> **Direction**: Transcribe all the entries word for word, but omit the images.
======== Data provided ========
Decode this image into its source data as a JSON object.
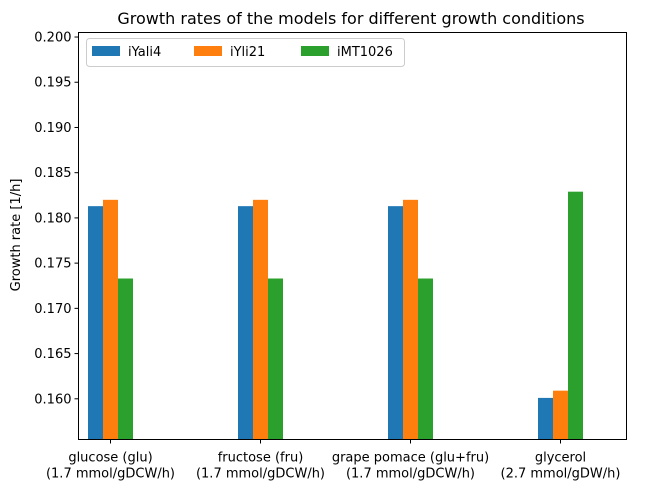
{
  "chart_data": {
    "type": "bar",
    "title": "Growth rates of the models for different growth conditions",
    "xlabel": "",
    "ylabel": "Growth rate [1/h]",
    "ylim": [
      0.1555,
      0.2005
    ],
    "yticks": [
      0.16,
      0.165,
      0.17,
      0.175,
      0.18,
      0.185,
      0.19,
      0.195,
      0.2
    ],
    "ytick_labels": [
      "0.160",
      "0.165",
      "0.170",
      "0.175",
      "0.180",
      "0.185",
      "0.190",
      "0.195",
      "0.200"
    ],
    "categories": [
      [
        "glucose (glu)",
        "(1.7 mmol/gDCW/h)"
      ],
      [
        "fructose (fru)",
        "(1.7 mmol/gDCW/h)"
      ],
      [
        "grape pomace (glu+fru)",
        "(1.7 mmol/gDCW/h)"
      ],
      [
        "glycerol",
        "(2.7 mmol/gDW/h)"
      ]
    ],
    "series": [
      {
        "name": "iYali4",
        "color": "#1f77b4",
        "values": [
          0.1813,
          0.1813,
          0.1813,
          0.1601
        ]
      },
      {
        "name": "iYli21",
        "color": "#ff7f0e",
        "values": [
          0.182,
          0.182,
          0.182,
          0.1609
        ]
      },
      {
        "name": "iMT1026",
        "color": "#2ca02c",
        "values": [
          0.1733,
          0.1733,
          0.1733,
          0.1829
        ]
      }
    ],
    "legend_position": "top-left",
    "legend_columns": 3,
    "grid": false
  }
}
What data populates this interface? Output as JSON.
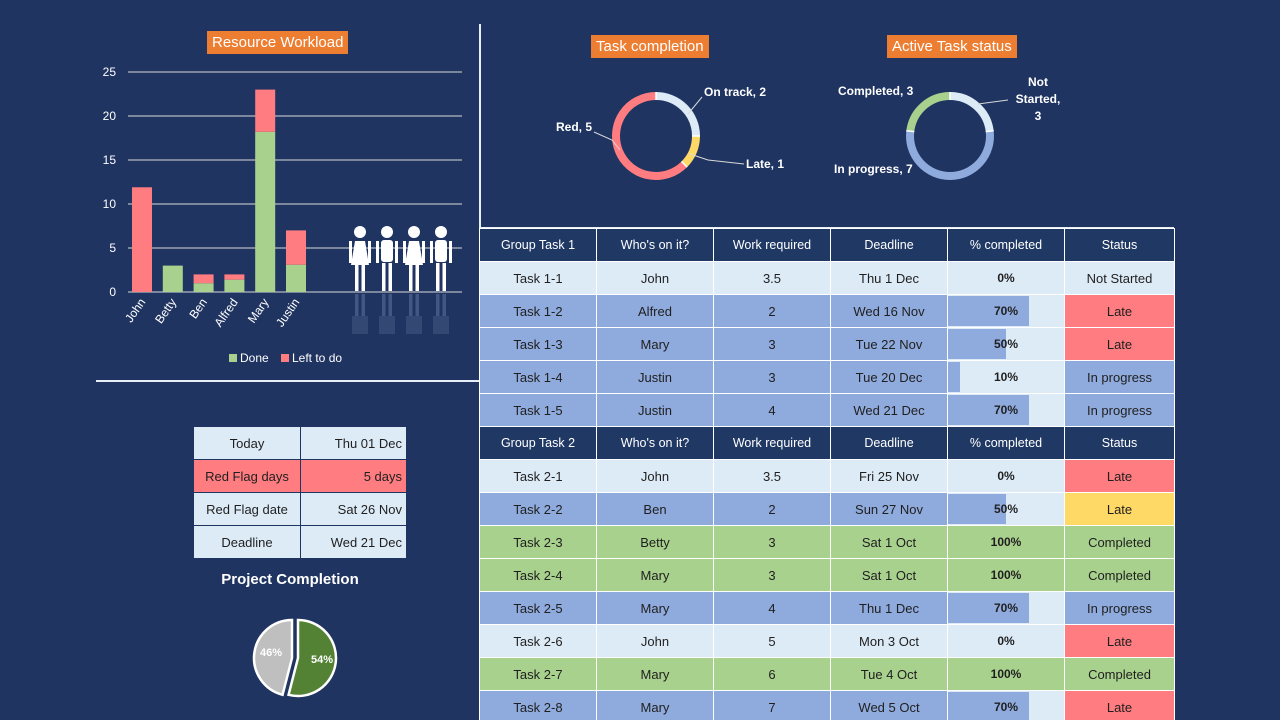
{
  "workload": {
    "title": "Resource Workload",
    "legend": [
      "Done",
      "Left to do"
    ],
    "yticks": [
      "0",
      "5",
      "10",
      "15",
      "20",
      "25"
    ]
  },
  "task_completion": {
    "title": "Task completion",
    "labels": {
      "on_track": "On track, 2",
      "late": "Late, 1",
      "red": "Red, 5"
    }
  },
  "active_status": {
    "title": "Active Task status",
    "labels": {
      "completed": "Completed, 3",
      "not_started_1": "Not",
      "not_started_2": "Started,",
      "not_started_3": "3",
      "in_progress": "In progress, 7"
    }
  },
  "info": {
    "rows": [
      {
        "label": "Today",
        "value": "Thu 01 Dec"
      },
      {
        "label": "Red Flag days",
        "value": "5 days"
      },
      {
        "label": "Red Flag date",
        "value": "Sat 26 Nov"
      },
      {
        "label": "Deadline",
        "value": "Wed 21 Dec"
      }
    ]
  },
  "project": {
    "title": "Project Completion",
    "done_label": "54%",
    "left_label": "46%"
  },
  "tasks": {
    "group1_header": [
      "Group Task 1",
      "Who's on it?",
      "Work required",
      "Deadline",
      "% completed",
      "Status"
    ],
    "group1": [
      {
        "task": "Task 1-1",
        "who": "John",
        "work": "3.5",
        "deadline": "Thu 1 Dec",
        "pct": "0%",
        "pct_value": 0,
        "status": "Not Started"
      },
      {
        "task": "Task 1-2",
        "who": "Alfred",
        "work": "2",
        "deadline": "Wed 16 Nov",
        "pct": "70%",
        "pct_value": 0.7,
        "status": "Late"
      },
      {
        "task": "Task 1-3",
        "who": "Mary",
        "work": "3",
        "deadline": "Tue 22 Nov",
        "pct": "50%",
        "pct_value": 0.5,
        "status": "Late"
      },
      {
        "task": "Task 1-4",
        "who": "Justin",
        "work": "3",
        "deadline": "Tue 20 Dec",
        "pct": "10%",
        "pct_value": 0.1,
        "status": "In progress"
      },
      {
        "task": "Task 1-5",
        "who": "Justin",
        "work": "4",
        "deadline": "Wed 21 Dec",
        "pct": "70%",
        "pct_value": 0.7,
        "status": "In progress"
      }
    ],
    "group2_header": [
      "Group Task 2",
      "Who's on it?",
      "Work required",
      "Deadline",
      "% completed",
      "Status"
    ],
    "group2": [
      {
        "task": "Task 2-1",
        "who": "John",
        "work": "3.5",
        "deadline": "Fri 25 Nov",
        "pct": "0%",
        "pct_value": 0,
        "status": "Late"
      },
      {
        "task": "Task 2-2",
        "who": "Ben",
        "work": "2",
        "deadline": "Sun 27 Nov",
        "pct": "50%",
        "pct_value": 0.5,
        "status": "Late"
      },
      {
        "task": "Task 2-3",
        "who": "Betty",
        "work": "3",
        "deadline": "Sat 1 Oct",
        "pct": "100%",
        "pct_value": 1,
        "status": "Completed"
      },
      {
        "task": "Task 2-4",
        "who": "Mary",
        "work": "3",
        "deadline": "Sat 1 Oct",
        "pct": "100%",
        "pct_value": 1,
        "status": "Completed"
      },
      {
        "task": "Task 2-5",
        "who": "Mary",
        "work": "4",
        "deadline": "Thu 1 Dec",
        "pct": "70%",
        "pct_value": 0.7,
        "status": "In progress"
      },
      {
        "task": "Task 2-6",
        "who": "John",
        "work": "5",
        "deadline": "Mon 3 Oct",
        "pct": "0%",
        "pct_value": 0,
        "status": "Late"
      },
      {
        "task": "Task 2-7",
        "who": "Mary",
        "work": "6",
        "deadline": "Tue 4 Oct",
        "pct": "100%",
        "pct_value": 1,
        "status": "Completed"
      },
      {
        "task": "Task 2-8",
        "who": "Mary",
        "work": "7",
        "deadline": "Wed 5 Oct",
        "pct": "70%",
        "pct_value": 0.7,
        "status": "Late"
      }
    ]
  },
  "colors": {
    "background": "#1f3461",
    "done": "#a9d18e",
    "left": "#ff7c80",
    "late_yellow": "#ffd966",
    "blue": "#8faadc",
    "light": "#ddebf7",
    "title_orange": "#ed7d31",
    "project_done": "#548235",
    "project_left": "#bfbfbf"
  },
  "chart_data": [
    {
      "type": "bar",
      "stacked": true,
      "title": "Resource Workload",
      "categories": [
        "John",
        "Betty",
        "Ben",
        "Alfred",
        "Mary",
        "Justin"
      ],
      "series": [
        {
          "name": "Done",
          "values": [
            0,
            3,
            1,
            1.4,
            18.2,
            3.1
          ]
        },
        {
          "name": "Left to do",
          "values": [
            11.9,
            0,
            1,
            0.6,
            4.8,
            3.9
          ]
        }
      ],
      "ylim": [
        0,
        25
      ],
      "grid": true,
      "legend": "bottom"
    },
    {
      "type": "pie",
      "donut": true,
      "title": "Task completion",
      "labels": [
        "On track",
        "Late",
        "Red"
      ],
      "values": [
        2,
        1,
        5
      ]
    },
    {
      "type": "pie",
      "donut": true,
      "title": "Active Task status",
      "labels": [
        "Completed",
        "Not Started",
        "In progress"
      ],
      "values": [
        3,
        3,
        7
      ]
    },
    {
      "type": "pie",
      "title": "Project Completion",
      "labels": [
        "Done",
        "Left"
      ],
      "values": [
        54,
        46
      ]
    }
  ]
}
========
> **Result**:
Decode this image into its source data as a JSON object.
{
  "chart_data": {
    "type": "bar",
    "title": "Growth rates of the models for different growth conditions",
    "xlabel": "",
    "ylabel": "Growth rate [1/h]",
    "ylim": [
      0.1555,
      0.2005
    ],
    "yticks": [
      0.16,
      0.165,
      0.17,
      0.175,
      0.18,
      0.185,
      0.19,
      0.195,
      0.2
    ],
    "ytick_labels": [
      "0.160",
      "0.165",
      "0.170",
      "0.175",
      "0.180",
      "0.185",
      "0.190",
      "0.195",
      "0.200"
    ],
    "categories": [
      [
        "glucose (glu)",
        "(1.7 mmol/gDCW/h)"
      ],
      [
        "fructose (fru)",
        "(1.7 mmol/gDCW/h)"
      ],
      [
        "grape pomace (glu+fru)",
        "(1.7 mmol/gDCW/h)"
      ],
      [
        "glycerol",
        "(2.7 mmol/gDW/h)"
      ]
    ],
    "series": [
      {
        "name": "iYali4",
        "color": "#1f77b4",
        "values": [
          0.1813,
          0.1813,
          0.1813,
          0.1601
        ]
      },
      {
        "name": "iYli21",
        "color": "#ff7f0e",
        "values": [
          0.182,
          0.182,
          0.182,
          0.1609
        ]
      },
      {
        "name": "iMT1026",
        "color": "#2ca02c",
        "values": [
          0.1733,
          0.1733,
          0.1733,
          0.1829
        ]
      }
    ],
    "legend_position": "top-left",
    "legend_columns": 3,
    "grid": false
  }
}
What data populates this interface? Output as JSON.
{
  "workload": {
    "title": "Resource Workload",
    "legend": [
      "Done",
      "Left to do"
    ],
    "yticks": [
      "0",
      "5",
      "10",
      "15",
      "20",
      "25"
    ]
  },
  "task_completion": {
    "title": "Task completion",
    "labels": {
      "on_track": "On track, 2",
      "late": "Late, 1",
      "red": "Red, 5"
    }
  },
  "active_status": {
    "title": "Active Task status",
    "labels": {
      "completed": "Completed, 3",
      "not_started_1": "Not",
      "not_started_2": "Started,",
      "not_started_3": "3",
      "in_progress": "In progress, 7"
    }
  },
  "info": {
    "rows": [
      {
        "label": "Today",
        "value": "Thu 01 Dec"
      },
      {
        "label": "Red Flag days",
        "value": "5 days"
      },
      {
        "label": "Red Flag date",
        "value": "Sat 26 Nov"
      },
      {
        "label": "Deadline",
        "value": "Wed 21 Dec"
      }
    ]
  },
  "project": {
    "title": "Project Completion",
    "done_label": "54%",
    "left_label": "46%"
  },
  "tasks": {
    "group1_header": [
      "Group Task 1",
      "Who's on it?",
      "Work required",
      "Deadline",
      "% completed",
      "Status"
    ],
    "group1": [
      {
        "task": "Task 1-1",
        "who": "John",
        "work": "3.5",
        "deadline": "Thu 1 Dec",
        "pct": "0%",
        "pct_value": 0,
        "status": "Not Started"
      },
      {
        "task": "Task 1-2",
        "who": "Alfred",
        "work": "2",
        "deadline": "Wed 16 Nov",
        "pct": "70%",
        "pct_value": 0.7,
        "status": "Late"
      },
      {
        "task": "Task 1-3",
        "who": "Mary",
        "work": "3",
        "deadline": "Tue 22 Nov",
        "pct": "50%",
        "pct_value": 0.5,
        "status": "Late"
      },
      {
        "task": "Task 1-4",
        "who": "Justin",
        "work": "3",
        "deadline": "Tue 20 Dec",
        "pct": "10%",
        "pct_value": 0.1,
        "status": "In progress"
      },
      {
        "task": "Task 1-5",
        "who": "Justin",
        "work": "4",
        "deadline": "Wed 21 Dec",
        "pct": "70%",
        "pct_value": 0.7,
        "status": "In progress"
      }
    ],
    "group2_header": [
      "Group Task 2",
      "Who's on it?",
      "Work required",
      "Deadline",
      "% completed",
      "Status"
    ],
    "group2": [
      {
        "task": "Task 2-1",
        "who": "John",
        "work": "3.5",
        "deadline": "Fri 25 Nov",
        "pct": "0%",
        "pct_value": 0,
        "status": "Late"
      },
      {
        "task": "Task 2-2",
        "who": "Ben",
        "work": "2",
        "deadline": "Sun 27 Nov",
        "pct": "50%",
        "pct_value": 0.5,
        "status": "Late"
      },
      {
        "task": "Task 2-3",
        "who": "Betty",
        "work": "3",
        "deadline": "Sat 1 Oct",
        "pct": "100%",
        "pct_value": 1,
        "status": "Completed"
      },
      {
        "task": "Task 2-4",
        "who": "Mary",
        "work": "3",
        "deadline": "Sat 1 Oct",
        "pct": "100%",
        "pct_value": 1,
        "status": "Completed"
      },
      {
        "task": "Task 2-5",
        "who": "Mary",
        "work": "4",
        "deadline": "Thu 1 Dec",
        "pct": "70%",
        "pct_value": 0.7,
        "status": "In progress"
      },
      {
        "task": "Task 2-6",
        "who": "John",
        "work": "5",
        "deadline": "Mon 3 Oct",
        "pct": "0%",
        "pct_value": 0,
        "status": "Late"
      },
      {
        "task": "Task 2-7",
        "who": "Mary",
        "work": "6",
        "deadline": "Tue 4 Oct",
        "pct": "100%",
        "pct_value": 1,
        "status": "Completed"
      },
      {
        "task": "Task 2-8",
        "who": "Mary",
        "work": "7",
        "deadline": "Wed 5 Oct",
        "pct": "70%",
        "pct_value": 0.7,
        "status": "Late"
      }
    ]
  },
  "colors": {
    "background": "#1f3461",
    "done": "#a9d18e",
    "left": "#ff7c80",
    "late_yellow": "#ffd966",
    "blue": "#8faadc",
    "light": "#ddebf7",
    "title_orange": "#ed7d31",
    "project_done": "#548235",
    "project_left": "#bfbfbf"
  },
  "chart_data": [
    {
      "type": "bar",
      "stacked": true,
      "title": "Resource Workload",
      "categories": [
        "John",
        "Betty",
        "Ben",
        "Alfred",
        "Mary",
        "Justin"
      ],
      "series": [
        {
          "name": "Done",
          "values": [
            0,
            3,
            1,
            1.4,
            18.2,
            3.1
          ]
        },
        {
          "name": "Left to do",
          "values": [
            11.9,
            0,
            1,
            0.6,
            4.8,
            3.9
          ]
        }
      ],
      "ylim": [
        0,
        25
      ],
      "grid": true,
      "legend": "bottom"
    },
    {
      "type": "pie",
      "donut": true,
      "title": "Task completion",
      "labels": [
        "On track",
        "Late",
        "Red"
      ],
      "values": [
        2,
        1,
        5
      ]
    },
    {
      "type": "pie",
      "donut": true,
      "title": "Active Task status",
      "labels": [
        "Completed",
        "Not Started",
        "In progress"
      ],
      "values": [
        3,
        3,
        7
      ]
    },
    {
      "type": "pie",
      "title": "Project Completion",
      "labels": [
        "Done",
        "Left"
      ],
      "values": [
        54,
        46
      ]
    }
  ]
}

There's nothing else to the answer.